• [Work to complete]
"chevron" appears in how many lines of the entries? State only the number.

(Collection entries)
----

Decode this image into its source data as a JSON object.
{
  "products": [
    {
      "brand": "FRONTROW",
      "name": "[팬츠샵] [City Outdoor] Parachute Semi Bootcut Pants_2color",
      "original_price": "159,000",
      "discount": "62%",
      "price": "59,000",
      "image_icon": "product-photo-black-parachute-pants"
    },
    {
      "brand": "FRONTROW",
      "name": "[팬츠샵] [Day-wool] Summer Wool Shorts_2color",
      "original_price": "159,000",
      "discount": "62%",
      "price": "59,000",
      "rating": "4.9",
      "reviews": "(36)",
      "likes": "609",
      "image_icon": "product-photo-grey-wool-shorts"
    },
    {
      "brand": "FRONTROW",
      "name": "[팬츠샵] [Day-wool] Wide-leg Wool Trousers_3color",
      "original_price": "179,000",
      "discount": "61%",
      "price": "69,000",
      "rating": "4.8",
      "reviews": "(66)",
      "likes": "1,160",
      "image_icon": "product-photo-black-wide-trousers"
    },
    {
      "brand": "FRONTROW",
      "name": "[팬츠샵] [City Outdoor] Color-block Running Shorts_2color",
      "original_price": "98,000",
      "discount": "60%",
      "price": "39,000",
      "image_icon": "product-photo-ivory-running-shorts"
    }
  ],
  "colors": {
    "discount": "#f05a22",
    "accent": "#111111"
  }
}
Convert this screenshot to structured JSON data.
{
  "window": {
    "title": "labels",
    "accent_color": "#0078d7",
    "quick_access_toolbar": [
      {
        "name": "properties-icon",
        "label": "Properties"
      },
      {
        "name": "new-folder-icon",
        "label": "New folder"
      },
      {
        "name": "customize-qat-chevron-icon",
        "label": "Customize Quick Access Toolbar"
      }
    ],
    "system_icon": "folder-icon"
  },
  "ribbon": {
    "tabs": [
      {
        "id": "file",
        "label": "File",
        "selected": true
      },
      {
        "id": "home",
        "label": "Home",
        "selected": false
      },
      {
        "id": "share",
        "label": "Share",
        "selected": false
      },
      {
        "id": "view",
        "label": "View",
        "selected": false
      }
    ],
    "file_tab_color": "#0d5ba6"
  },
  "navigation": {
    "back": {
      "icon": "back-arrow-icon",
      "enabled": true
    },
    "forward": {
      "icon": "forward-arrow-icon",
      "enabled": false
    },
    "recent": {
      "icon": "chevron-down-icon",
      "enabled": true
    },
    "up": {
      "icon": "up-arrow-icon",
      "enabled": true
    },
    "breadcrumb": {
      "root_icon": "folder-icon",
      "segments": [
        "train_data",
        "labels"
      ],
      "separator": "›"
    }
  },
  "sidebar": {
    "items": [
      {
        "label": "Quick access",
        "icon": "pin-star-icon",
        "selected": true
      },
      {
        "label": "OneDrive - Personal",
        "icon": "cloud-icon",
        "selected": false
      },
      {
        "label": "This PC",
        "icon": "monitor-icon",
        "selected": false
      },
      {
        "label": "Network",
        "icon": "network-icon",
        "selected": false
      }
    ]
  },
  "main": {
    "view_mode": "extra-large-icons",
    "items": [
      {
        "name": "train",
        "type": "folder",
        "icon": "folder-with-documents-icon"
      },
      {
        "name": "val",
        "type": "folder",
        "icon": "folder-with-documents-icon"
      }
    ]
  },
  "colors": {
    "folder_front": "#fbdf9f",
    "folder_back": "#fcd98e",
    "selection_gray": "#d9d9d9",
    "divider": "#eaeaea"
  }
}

----

• [Complete response]
2